__What you have to do__. Your task is to repeat the lines below exactly, excluding any pictures they contain.

__Stored rows__.
○ ○ ○
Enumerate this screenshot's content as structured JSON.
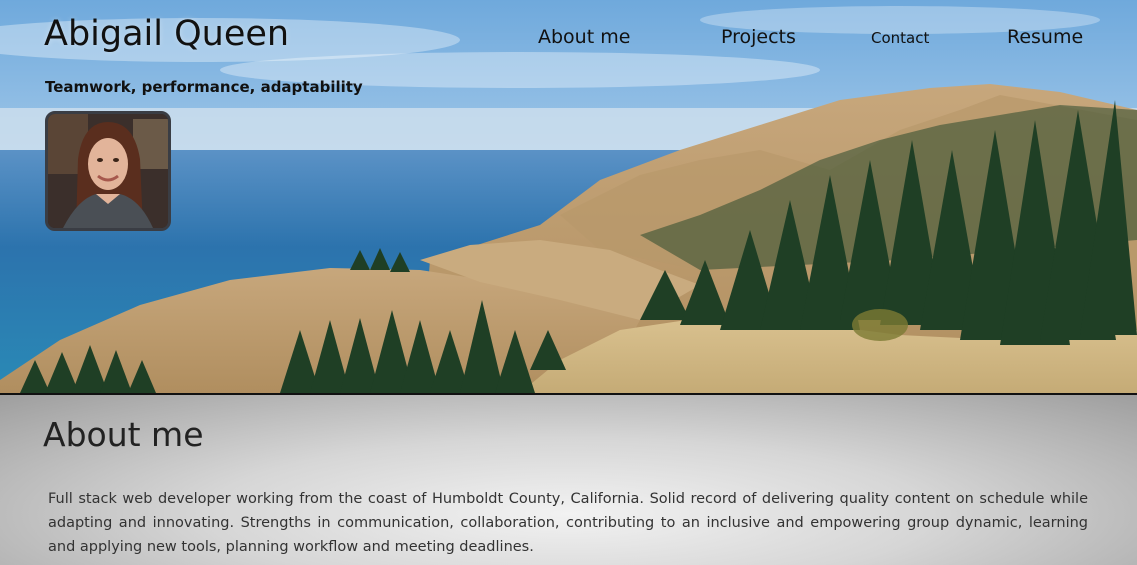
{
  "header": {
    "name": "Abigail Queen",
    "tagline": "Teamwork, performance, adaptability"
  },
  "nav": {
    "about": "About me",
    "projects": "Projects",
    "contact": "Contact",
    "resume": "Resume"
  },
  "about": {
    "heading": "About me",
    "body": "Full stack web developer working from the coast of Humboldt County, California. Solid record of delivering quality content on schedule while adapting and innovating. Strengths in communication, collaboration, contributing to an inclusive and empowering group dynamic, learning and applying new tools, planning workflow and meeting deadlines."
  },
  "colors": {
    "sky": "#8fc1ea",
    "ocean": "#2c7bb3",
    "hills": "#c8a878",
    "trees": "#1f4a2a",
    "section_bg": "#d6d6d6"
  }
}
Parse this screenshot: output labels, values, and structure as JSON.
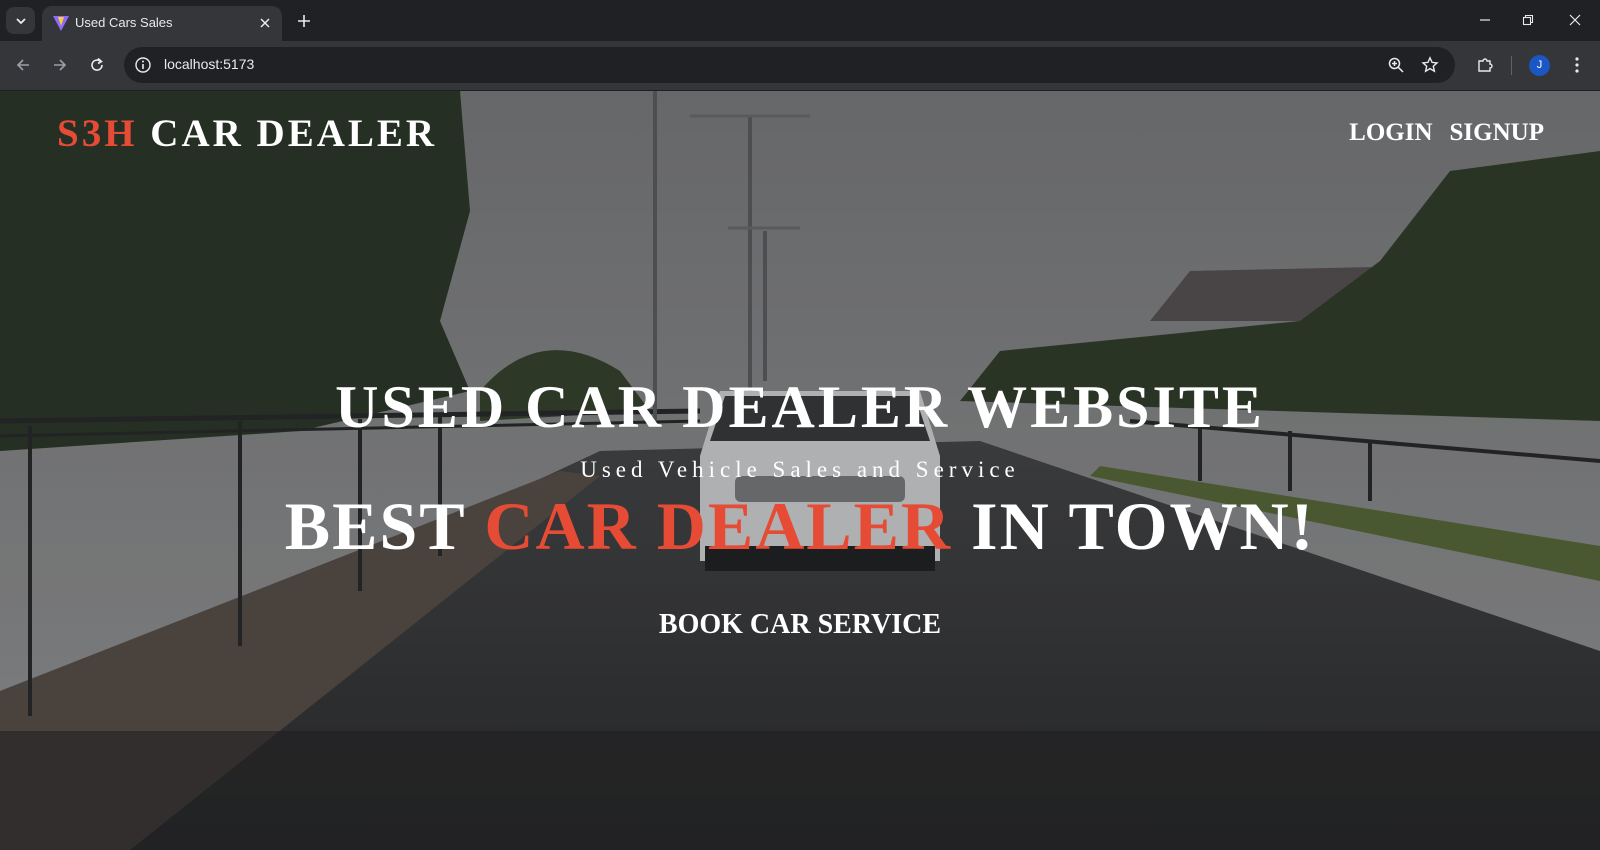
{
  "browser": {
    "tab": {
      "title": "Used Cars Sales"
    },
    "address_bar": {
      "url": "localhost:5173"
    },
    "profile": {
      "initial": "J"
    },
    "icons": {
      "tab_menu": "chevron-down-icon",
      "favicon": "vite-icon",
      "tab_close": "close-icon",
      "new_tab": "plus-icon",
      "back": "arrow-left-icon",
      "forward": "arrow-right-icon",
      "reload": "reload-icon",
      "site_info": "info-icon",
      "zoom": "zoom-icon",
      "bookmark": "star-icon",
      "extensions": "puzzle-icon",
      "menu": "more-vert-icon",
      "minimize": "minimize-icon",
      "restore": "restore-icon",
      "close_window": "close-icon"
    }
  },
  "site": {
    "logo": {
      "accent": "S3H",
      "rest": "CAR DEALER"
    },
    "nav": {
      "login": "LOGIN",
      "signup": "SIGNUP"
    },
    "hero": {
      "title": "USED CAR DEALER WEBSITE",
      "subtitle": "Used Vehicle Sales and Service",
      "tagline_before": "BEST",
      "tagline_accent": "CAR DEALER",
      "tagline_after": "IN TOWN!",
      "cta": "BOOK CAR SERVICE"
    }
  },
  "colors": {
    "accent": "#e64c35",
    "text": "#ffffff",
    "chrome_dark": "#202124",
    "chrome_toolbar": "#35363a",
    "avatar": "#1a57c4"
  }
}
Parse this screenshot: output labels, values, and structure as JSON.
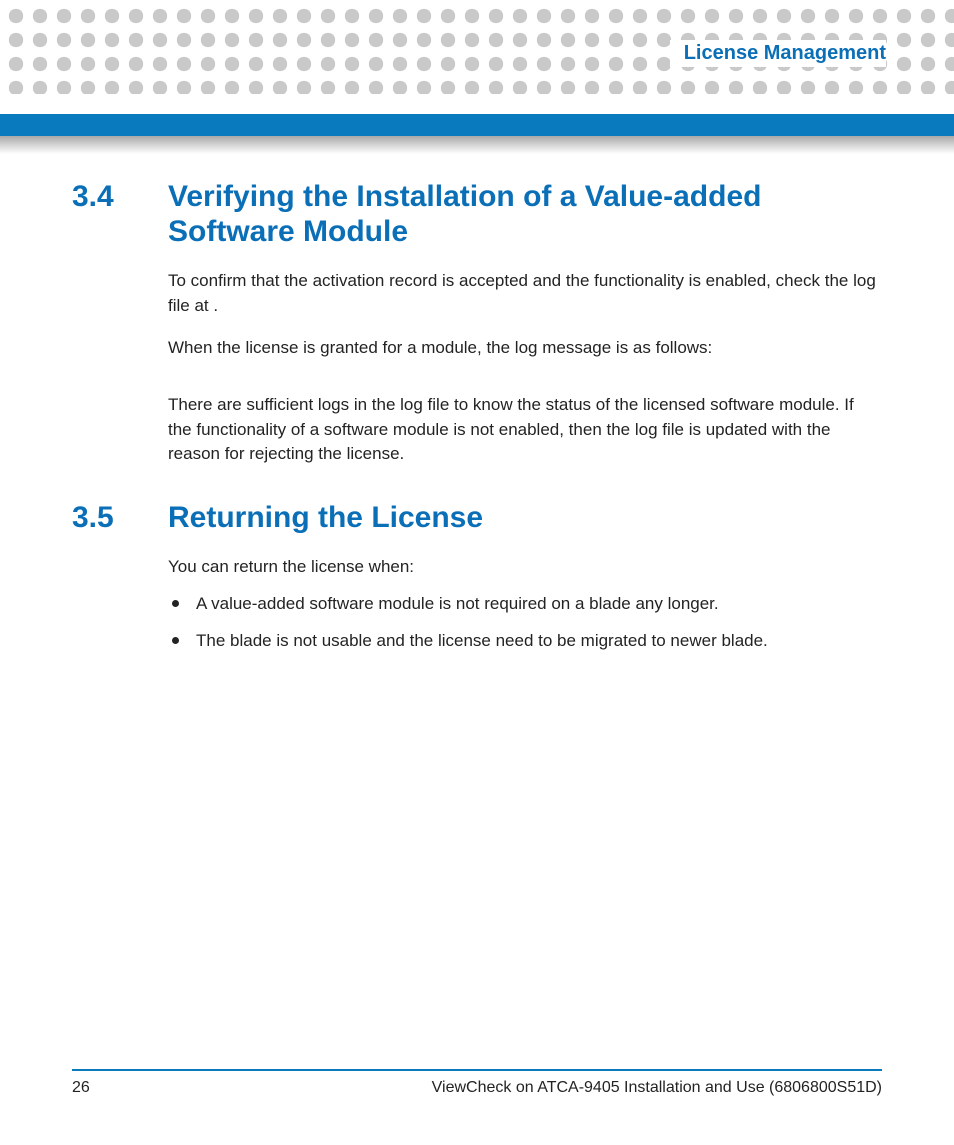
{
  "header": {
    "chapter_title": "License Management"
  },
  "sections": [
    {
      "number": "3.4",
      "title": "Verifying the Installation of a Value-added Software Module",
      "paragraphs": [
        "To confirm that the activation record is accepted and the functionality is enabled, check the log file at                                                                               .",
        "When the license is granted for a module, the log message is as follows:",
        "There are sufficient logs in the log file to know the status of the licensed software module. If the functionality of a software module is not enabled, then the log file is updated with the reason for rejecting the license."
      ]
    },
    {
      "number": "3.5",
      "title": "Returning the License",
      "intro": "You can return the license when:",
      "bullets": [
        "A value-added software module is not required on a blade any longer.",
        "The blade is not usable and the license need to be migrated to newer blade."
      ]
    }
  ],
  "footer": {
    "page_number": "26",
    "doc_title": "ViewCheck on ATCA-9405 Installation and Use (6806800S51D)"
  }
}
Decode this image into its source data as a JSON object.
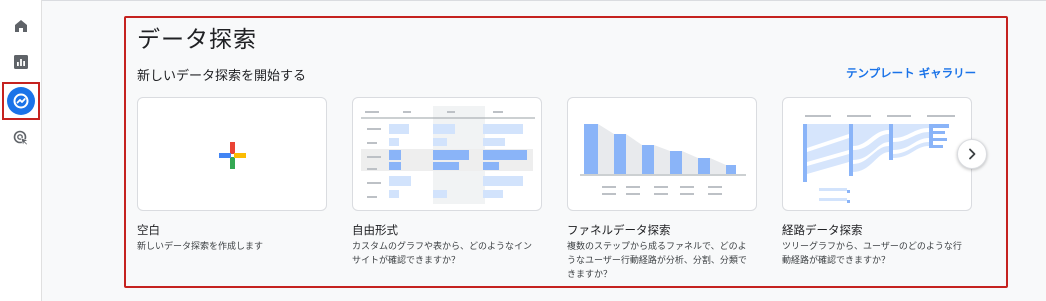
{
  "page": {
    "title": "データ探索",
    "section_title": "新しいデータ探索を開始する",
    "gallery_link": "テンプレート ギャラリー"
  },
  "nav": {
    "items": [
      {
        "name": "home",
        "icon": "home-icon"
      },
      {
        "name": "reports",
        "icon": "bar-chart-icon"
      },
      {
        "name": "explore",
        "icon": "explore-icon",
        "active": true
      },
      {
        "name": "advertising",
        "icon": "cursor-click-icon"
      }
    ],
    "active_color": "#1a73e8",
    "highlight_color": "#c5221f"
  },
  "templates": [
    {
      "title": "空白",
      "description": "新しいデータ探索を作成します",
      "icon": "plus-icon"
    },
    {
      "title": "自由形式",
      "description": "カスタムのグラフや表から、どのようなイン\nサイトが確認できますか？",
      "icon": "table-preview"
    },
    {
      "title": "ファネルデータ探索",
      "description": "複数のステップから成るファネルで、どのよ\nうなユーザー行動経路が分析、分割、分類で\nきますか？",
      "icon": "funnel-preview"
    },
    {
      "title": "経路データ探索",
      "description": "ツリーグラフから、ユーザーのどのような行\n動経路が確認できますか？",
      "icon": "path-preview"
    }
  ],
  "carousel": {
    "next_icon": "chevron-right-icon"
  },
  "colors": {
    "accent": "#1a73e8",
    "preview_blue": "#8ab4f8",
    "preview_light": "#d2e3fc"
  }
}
○ ○ ○
__Worked answer__.
Enumerate this screenshot's content as structured JSON.
{
  "header": {
    "name": "Abigail Queen",
    "tagline": "Teamwork, performance, adaptability"
  },
  "nav": {
    "about": "About me",
    "projects": "Projects",
    "contact": "Contact",
    "resume": "Resume"
  },
  "about": {
    "heading": "About me",
    "body": "Full stack web developer working from the coast of Humboldt County, California. Solid record of delivering quality content on schedule while adapting and innovating. Strengths in communication, collaboration, contributing to an inclusive and empowering group dynamic, learning and applying new tools, planning workflow and meeting deadlines."
  },
  "colors": {
    "sky": "#8fc1ea",
    "ocean": "#2c7bb3",
    "hills": "#c8a878",
    "trees": "#1f4a2a",
    "section_bg": "#d6d6d6"
  }
}
Parse this screenshot: output labels, values, and structure as JSON.
{
  "browser": {
    "tab": {
      "title": "Used Cars Sales"
    },
    "address_bar": {
      "url": "localhost:5173"
    },
    "profile": {
      "initial": "J"
    },
    "icons": {
      "tab_menu": "chevron-down-icon",
      "favicon": "vite-icon",
      "tab_close": "close-icon",
      "new_tab": "plus-icon",
      "back": "arrow-left-icon",
      "forward": "arrow-right-icon",
      "reload": "reload-icon",
      "site_info": "info-icon",
      "zoom": "zoom-icon",
      "bookmark": "star-icon",
      "extensions": "puzzle-icon",
      "menu": "more-vert-icon",
      "minimize": "minimize-icon",
      "restore": "restore-icon",
      "close_window": "close-icon"
    }
  },
  "site": {
    "logo": {
      "accent": "S3H",
      "rest": "CAR DEALER"
    },
    "nav": {
      "login": "LOGIN",
      "signup": "SIGNUP"
    },
    "hero": {
      "title": "USED CAR DEALER WEBSITE",
      "subtitle": "Used Vehicle Sales and Service",
      "tagline_before": "BEST",
      "tagline_accent": "CAR DEALER",
      "tagline_after": "IN TOWN!",
      "cta": "BOOK CAR SERVICE"
    }
  },
  "colors": {
    "accent": "#e64c35",
    "text": "#ffffff",
    "chrome_dark": "#202124",
    "chrome_toolbar": "#35363a",
    "avatar": "#1a57c4"
  }
}
Parse this screenshot: output labels, values, and structure as JSON.
{
  "header": {
    "chapter_title": "License Management"
  },
  "sections": [
    {
      "number": "3.4",
      "title": "Verifying the Installation of a Value-added Software Module",
      "paragraphs": [
        "To confirm that the activation record is accepted and the functionality is enabled, check the log file at                                                                               .",
        "When the license is granted for a module, the log message is as follows:",
        "There are sufficient logs in the log file to know the status of the licensed software module. If the functionality of a software module is not enabled, then the log file is updated with the reason for rejecting the license."
      ]
    },
    {
      "number": "3.5",
      "title": "Returning the License",
      "intro": "You can return the license when:",
      "bullets": [
        "A value-added software module is not required on a blade any longer.",
        "The blade is not usable and the license need to be migrated to newer blade."
      ]
    }
  ],
  "footer": {
    "page_number": "26",
    "doc_title": "ViewCheck on ATCA-9405 Installation and Use (6806800S51D)"
  }
}
Decode this image into its source data as a JSON object.
{
  "page": {
    "title": "データ探索",
    "section_title": "新しいデータ探索を開始する",
    "gallery_link": "テンプレート ギャラリー"
  },
  "nav": {
    "items": [
      {
        "name": "home",
        "icon": "home-icon"
      },
      {
        "name": "reports",
        "icon": "bar-chart-icon"
      },
      {
        "name": "explore",
        "icon": "explore-icon",
        "active": true
      },
      {
        "name": "advertising",
        "icon": "cursor-click-icon"
      }
    ],
    "active_color": "#1a73e8",
    "highlight_color": "#c5221f"
  },
  "templates": [
    {
      "title": "空白",
      "description": "新しいデータ探索を作成します",
      "icon": "plus-icon"
    },
    {
      "title": "自由形式",
      "description": "カスタムのグラフや表から、どのようなイン\nサイトが確認できますか？",
      "icon": "table-preview"
    },
    {
      "title": "ファネルデータ探索",
      "description": "複数のステップから成るファネルで、どのよ\nうなユーザー行動経路が分析、分割、分類で\nきますか？",
      "icon": "funnel-preview"
    },
    {
      "title": "経路データ探索",
      "description": "ツリーグラフから、ユーザーのどのような行\n動経路が確認できますか？",
      "icon": "path-preview"
    }
  ],
  "carousel": {
    "next_icon": "chevron-right-icon"
  },
  "colors": {
    "accent": "#1a73e8",
    "preview_blue": "#8ab4f8",
    "preview_light": "#d2e3fc"
  }
}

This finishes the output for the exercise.